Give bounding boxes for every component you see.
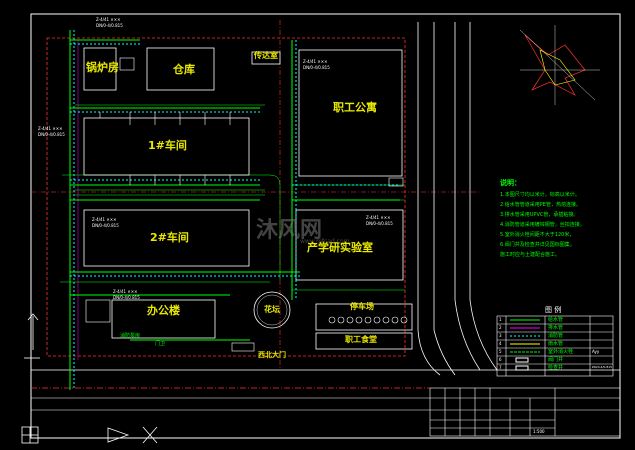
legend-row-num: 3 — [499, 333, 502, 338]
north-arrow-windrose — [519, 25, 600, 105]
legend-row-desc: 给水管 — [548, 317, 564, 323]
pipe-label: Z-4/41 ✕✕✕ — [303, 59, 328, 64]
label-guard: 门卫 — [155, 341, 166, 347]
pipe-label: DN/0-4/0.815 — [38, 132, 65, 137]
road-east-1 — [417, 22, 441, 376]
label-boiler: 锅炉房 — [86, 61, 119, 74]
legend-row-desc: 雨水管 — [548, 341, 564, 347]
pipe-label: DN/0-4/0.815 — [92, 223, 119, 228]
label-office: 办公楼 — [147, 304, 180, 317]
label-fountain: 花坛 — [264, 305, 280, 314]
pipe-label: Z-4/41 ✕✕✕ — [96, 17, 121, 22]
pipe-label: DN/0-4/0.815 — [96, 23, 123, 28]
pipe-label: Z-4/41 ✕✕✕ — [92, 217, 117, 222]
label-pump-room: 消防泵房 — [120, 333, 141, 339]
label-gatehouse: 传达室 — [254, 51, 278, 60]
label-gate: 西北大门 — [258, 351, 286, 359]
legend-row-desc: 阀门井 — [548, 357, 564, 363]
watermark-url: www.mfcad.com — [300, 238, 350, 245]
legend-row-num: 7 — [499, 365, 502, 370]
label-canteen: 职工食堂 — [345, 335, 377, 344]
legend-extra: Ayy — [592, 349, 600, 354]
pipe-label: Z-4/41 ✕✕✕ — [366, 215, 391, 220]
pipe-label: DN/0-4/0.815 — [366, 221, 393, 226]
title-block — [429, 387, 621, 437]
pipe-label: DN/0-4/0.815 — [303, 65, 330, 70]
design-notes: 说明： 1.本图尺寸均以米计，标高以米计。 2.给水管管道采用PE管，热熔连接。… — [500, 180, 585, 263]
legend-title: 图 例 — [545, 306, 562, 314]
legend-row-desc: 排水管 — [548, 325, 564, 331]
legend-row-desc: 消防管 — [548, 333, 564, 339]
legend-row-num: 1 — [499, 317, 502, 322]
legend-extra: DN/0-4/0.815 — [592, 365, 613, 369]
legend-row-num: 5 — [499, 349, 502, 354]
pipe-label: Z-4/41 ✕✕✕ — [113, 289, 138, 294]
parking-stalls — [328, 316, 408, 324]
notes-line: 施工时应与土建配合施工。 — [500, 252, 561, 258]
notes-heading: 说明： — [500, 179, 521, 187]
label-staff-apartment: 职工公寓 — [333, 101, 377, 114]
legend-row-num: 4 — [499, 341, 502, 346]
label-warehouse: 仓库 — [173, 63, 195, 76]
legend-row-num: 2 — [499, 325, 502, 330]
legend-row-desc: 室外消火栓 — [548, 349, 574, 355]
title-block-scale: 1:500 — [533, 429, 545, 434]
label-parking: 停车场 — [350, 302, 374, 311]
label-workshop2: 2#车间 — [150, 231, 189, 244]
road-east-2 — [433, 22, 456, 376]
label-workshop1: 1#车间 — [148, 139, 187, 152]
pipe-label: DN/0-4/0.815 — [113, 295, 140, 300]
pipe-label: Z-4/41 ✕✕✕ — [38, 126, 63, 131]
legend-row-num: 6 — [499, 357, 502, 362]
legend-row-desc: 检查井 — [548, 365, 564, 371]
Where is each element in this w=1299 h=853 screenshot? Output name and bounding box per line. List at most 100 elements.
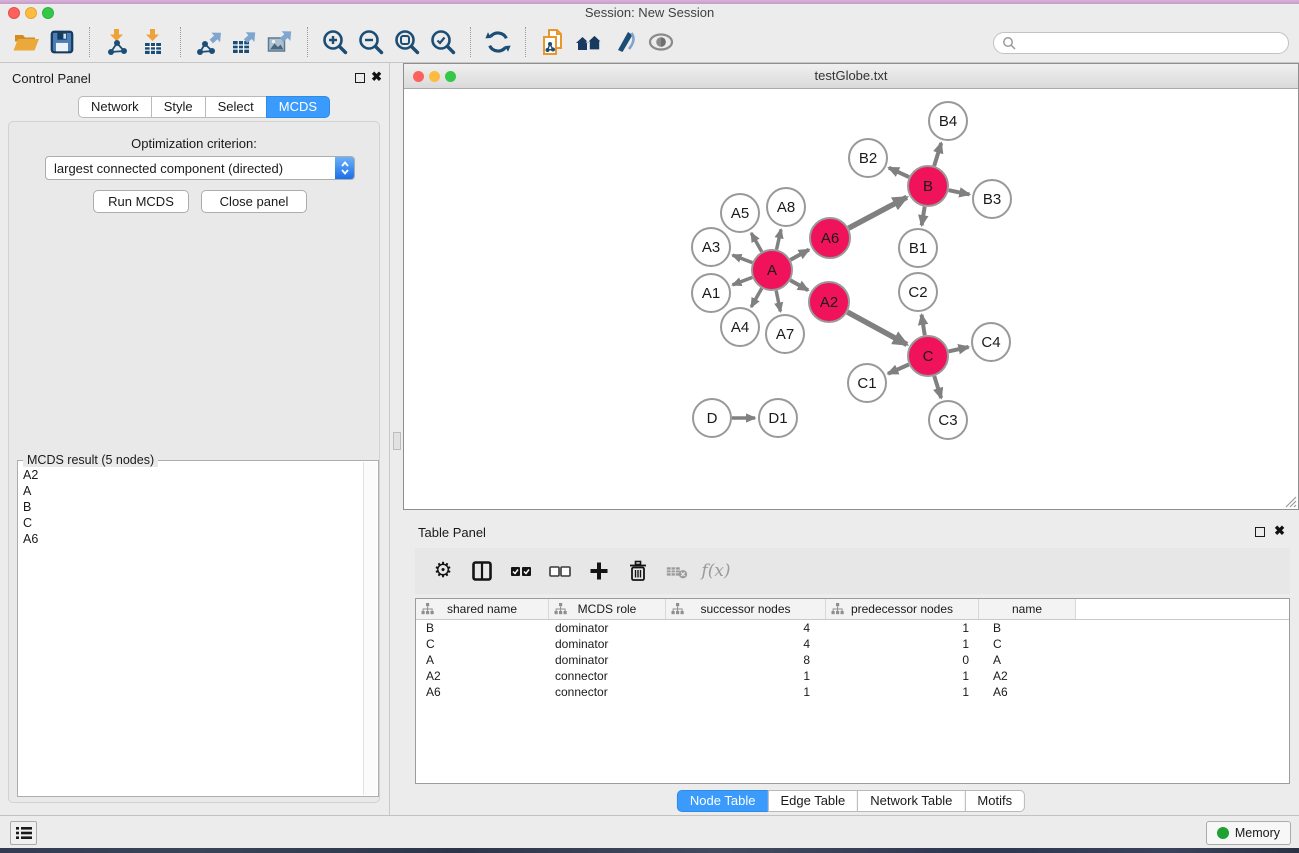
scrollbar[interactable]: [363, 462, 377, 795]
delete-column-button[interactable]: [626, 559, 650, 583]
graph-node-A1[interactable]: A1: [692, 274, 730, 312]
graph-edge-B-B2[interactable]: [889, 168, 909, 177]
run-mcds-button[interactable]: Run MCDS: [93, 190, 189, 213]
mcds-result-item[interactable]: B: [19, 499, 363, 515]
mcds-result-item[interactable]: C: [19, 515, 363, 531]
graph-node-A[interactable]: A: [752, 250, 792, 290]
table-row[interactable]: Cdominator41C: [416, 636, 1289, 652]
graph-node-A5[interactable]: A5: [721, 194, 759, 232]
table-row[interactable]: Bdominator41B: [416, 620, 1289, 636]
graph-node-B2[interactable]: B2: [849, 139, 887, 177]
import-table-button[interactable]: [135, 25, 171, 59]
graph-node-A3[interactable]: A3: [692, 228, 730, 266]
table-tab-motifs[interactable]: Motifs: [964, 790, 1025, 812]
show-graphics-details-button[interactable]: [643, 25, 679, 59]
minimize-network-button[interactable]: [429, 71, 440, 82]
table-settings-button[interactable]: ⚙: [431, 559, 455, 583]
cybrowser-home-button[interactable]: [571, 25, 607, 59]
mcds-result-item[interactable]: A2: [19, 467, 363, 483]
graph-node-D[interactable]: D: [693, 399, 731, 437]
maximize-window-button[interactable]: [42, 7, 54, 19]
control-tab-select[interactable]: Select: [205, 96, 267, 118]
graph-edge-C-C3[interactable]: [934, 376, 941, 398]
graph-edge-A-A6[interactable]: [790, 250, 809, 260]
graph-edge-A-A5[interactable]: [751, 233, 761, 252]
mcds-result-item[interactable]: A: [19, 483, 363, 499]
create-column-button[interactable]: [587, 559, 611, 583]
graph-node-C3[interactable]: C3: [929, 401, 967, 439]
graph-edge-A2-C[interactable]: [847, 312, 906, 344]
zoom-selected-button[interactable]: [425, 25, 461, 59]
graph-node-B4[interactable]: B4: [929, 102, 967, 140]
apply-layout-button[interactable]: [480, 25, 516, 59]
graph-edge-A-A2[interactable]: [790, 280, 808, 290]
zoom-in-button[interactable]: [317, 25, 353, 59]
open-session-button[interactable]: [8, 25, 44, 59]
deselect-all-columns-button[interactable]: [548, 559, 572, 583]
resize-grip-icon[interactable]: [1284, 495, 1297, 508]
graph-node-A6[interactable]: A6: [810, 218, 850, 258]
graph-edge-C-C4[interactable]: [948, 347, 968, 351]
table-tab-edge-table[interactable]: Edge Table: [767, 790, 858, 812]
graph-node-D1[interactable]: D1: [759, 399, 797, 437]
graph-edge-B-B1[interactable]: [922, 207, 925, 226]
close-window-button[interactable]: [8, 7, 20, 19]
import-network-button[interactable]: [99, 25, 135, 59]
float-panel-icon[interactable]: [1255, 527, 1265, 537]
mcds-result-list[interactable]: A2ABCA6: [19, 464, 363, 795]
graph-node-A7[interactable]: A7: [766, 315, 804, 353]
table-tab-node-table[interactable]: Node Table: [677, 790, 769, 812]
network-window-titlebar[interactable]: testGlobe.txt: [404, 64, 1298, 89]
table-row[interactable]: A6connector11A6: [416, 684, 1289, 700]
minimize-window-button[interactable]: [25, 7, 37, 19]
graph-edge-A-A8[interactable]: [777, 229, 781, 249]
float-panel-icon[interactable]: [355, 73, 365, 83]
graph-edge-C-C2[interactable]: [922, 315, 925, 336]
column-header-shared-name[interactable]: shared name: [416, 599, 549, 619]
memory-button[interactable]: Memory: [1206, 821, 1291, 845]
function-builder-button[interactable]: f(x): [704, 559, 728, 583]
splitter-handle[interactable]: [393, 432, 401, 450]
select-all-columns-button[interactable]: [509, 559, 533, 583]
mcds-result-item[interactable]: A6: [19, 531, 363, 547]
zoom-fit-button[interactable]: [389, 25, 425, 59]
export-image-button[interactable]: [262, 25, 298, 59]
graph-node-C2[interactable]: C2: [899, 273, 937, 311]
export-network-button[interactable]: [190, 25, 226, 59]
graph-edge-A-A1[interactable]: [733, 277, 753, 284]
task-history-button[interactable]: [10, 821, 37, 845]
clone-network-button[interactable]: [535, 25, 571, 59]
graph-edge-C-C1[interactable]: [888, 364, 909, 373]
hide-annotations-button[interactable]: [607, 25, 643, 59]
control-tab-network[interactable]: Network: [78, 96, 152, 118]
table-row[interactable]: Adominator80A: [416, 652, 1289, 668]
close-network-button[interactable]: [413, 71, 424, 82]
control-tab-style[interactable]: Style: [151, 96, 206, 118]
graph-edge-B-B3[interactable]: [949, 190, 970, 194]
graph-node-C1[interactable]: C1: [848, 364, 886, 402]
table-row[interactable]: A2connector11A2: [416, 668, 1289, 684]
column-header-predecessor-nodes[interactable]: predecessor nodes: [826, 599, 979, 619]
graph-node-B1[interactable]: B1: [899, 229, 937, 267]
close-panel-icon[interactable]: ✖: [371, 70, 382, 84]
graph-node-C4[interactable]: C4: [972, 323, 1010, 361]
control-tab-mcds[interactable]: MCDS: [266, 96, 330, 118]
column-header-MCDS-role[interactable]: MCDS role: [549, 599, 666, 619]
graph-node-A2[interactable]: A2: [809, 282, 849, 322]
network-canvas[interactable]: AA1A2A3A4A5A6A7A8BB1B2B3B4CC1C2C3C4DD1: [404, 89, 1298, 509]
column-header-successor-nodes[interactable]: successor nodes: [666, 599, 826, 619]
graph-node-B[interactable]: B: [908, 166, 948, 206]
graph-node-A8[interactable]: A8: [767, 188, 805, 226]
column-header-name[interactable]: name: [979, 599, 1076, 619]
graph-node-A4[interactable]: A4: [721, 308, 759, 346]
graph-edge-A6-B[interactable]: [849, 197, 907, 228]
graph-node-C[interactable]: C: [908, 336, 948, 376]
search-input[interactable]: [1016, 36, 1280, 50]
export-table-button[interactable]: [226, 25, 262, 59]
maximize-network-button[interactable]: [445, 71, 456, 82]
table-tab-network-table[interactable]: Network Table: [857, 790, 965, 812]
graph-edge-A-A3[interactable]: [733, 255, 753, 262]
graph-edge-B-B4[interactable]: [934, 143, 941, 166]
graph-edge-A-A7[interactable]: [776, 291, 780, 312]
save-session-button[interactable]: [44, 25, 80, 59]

+++

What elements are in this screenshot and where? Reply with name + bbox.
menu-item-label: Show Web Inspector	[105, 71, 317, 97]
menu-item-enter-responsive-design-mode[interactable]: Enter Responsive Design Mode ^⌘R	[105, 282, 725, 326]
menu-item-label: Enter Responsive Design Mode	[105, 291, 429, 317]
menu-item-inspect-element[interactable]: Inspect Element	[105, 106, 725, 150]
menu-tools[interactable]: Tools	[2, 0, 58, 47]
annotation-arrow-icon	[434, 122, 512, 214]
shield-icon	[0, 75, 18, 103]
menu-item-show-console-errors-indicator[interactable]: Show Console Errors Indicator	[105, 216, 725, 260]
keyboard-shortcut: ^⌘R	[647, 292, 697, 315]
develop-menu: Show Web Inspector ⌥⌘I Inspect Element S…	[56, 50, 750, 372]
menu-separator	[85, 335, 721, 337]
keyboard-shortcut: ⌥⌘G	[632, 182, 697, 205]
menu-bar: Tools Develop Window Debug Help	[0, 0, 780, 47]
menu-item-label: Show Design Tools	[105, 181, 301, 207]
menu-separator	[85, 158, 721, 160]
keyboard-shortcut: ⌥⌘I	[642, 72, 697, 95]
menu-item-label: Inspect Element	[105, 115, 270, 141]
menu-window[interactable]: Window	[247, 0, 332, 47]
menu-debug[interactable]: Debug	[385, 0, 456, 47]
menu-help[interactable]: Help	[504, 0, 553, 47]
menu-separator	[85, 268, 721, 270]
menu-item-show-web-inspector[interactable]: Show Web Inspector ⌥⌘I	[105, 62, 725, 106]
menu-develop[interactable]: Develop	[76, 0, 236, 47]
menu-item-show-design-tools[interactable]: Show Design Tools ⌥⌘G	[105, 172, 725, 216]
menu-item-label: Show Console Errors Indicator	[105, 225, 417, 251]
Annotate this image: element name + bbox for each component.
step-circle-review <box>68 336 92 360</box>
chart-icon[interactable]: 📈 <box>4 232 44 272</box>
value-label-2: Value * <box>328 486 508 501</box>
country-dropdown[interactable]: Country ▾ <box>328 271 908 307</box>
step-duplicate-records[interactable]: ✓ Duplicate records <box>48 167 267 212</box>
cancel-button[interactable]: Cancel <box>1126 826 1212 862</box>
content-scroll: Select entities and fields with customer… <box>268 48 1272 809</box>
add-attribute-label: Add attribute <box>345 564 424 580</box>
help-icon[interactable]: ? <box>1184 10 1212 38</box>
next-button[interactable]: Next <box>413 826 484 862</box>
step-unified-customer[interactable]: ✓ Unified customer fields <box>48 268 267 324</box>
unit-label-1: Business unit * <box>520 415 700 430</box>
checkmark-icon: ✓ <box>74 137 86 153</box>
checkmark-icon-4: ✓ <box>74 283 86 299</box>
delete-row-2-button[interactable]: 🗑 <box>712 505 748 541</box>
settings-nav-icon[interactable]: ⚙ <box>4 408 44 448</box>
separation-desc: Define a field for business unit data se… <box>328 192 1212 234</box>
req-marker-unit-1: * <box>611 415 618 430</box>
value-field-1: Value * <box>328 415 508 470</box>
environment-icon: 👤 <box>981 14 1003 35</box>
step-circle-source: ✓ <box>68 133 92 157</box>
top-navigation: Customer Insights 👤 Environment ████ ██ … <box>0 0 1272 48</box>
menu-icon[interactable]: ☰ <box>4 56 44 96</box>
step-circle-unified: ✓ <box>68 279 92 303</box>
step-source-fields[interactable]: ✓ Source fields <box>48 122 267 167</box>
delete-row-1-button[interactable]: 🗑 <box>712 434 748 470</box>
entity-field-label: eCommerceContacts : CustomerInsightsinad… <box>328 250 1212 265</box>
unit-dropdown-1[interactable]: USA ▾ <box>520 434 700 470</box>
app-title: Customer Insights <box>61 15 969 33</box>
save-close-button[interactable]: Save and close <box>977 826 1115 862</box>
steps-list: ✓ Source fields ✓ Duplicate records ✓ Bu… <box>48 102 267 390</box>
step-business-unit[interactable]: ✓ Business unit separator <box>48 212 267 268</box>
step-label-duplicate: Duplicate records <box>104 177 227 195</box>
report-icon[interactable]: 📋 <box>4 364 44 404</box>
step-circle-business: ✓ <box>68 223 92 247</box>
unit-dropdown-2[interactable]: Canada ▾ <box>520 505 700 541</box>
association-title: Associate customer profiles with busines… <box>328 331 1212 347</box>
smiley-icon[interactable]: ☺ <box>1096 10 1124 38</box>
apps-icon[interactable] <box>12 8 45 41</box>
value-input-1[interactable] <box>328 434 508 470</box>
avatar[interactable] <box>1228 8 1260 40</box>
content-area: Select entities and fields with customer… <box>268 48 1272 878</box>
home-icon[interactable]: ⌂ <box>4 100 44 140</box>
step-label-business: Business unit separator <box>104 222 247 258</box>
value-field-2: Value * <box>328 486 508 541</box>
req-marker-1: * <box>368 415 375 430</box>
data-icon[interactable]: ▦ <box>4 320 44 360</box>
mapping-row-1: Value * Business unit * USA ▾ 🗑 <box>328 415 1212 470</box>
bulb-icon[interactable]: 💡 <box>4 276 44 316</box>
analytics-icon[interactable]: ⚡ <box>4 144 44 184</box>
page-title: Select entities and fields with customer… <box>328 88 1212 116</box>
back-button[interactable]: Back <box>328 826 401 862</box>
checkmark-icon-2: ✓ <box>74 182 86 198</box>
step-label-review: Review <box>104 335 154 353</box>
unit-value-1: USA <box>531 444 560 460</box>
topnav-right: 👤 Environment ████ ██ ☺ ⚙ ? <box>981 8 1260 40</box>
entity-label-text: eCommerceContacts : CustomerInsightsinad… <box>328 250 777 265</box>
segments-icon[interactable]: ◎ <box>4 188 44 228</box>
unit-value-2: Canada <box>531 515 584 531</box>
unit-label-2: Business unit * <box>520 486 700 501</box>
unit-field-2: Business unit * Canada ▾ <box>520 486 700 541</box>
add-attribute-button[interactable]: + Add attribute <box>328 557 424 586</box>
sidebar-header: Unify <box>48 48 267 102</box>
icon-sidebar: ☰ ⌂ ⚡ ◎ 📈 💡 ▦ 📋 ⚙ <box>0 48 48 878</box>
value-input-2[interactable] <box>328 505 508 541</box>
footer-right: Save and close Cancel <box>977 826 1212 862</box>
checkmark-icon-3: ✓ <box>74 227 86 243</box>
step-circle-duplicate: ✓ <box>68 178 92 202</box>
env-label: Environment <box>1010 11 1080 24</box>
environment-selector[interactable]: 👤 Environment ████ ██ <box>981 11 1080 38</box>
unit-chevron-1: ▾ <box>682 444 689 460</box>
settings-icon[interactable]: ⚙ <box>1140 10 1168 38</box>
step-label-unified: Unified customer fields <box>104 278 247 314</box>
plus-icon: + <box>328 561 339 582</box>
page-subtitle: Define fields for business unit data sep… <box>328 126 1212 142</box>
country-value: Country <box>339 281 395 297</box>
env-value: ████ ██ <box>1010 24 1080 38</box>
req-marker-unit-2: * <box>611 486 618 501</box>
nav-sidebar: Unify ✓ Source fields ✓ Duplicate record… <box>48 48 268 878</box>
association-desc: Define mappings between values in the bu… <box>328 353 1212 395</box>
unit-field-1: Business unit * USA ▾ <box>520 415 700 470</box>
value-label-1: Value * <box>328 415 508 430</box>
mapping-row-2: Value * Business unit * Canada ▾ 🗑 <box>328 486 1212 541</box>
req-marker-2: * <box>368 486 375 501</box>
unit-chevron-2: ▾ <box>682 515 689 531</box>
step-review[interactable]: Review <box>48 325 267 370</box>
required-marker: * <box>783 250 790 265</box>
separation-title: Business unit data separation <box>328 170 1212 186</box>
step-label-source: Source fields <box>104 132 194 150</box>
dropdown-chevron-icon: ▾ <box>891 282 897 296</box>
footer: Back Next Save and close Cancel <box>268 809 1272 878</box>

+++

* **What you will do**: Convert the lines from the one containing "scrollbar[interactable]: [363, 462, 377, 795]" through the one containing "graph-node-A3[interactable]: A3: [692, 228, 730, 266]" into a Markdown table with two columns, Row and Entry. Number each row and skip any blank lines.

* **Problem solution**:
| Row | Entry |
|---|---|
| 1 | scrollbar[interactable]: [363, 462, 377, 795] |
| 2 | delete-column-button[interactable]: [626, 559, 650, 583] |
| 3 | graph-node-A1[interactable]: A1: [692, 274, 730, 312] |
| 4 | graph-edge-B-B2[interactable]: [889, 168, 909, 177] |
| 5 | run-mcds-button[interactable]: Run MCDS: [93, 190, 189, 213] |
| 6 | mcds-result-item[interactable]: B: [19, 499, 363, 515] |
| 7 | mcds-result-item[interactable]: C: [19, 515, 363, 531] |
| 8 | graph-node-A[interactable]: A: [752, 250, 792, 290] |
| 9 | table-row[interactable]: Cdominator41C: [416, 636, 1289, 652] |
| 10 | graph-node-A5[interactable]: A5: [721, 194, 759, 232] |
| 11 | table-row[interactable]: Bdominator41B: [416, 620, 1289, 636] |
| 12 | graph-node-B2[interactable]: B2: [849, 139, 887, 177] |
| 13 | import-table-button[interactable]: [135, 25, 171, 59] |
| 14 | graph-node-A3[interactable]: A3: [692, 228, 730, 266] |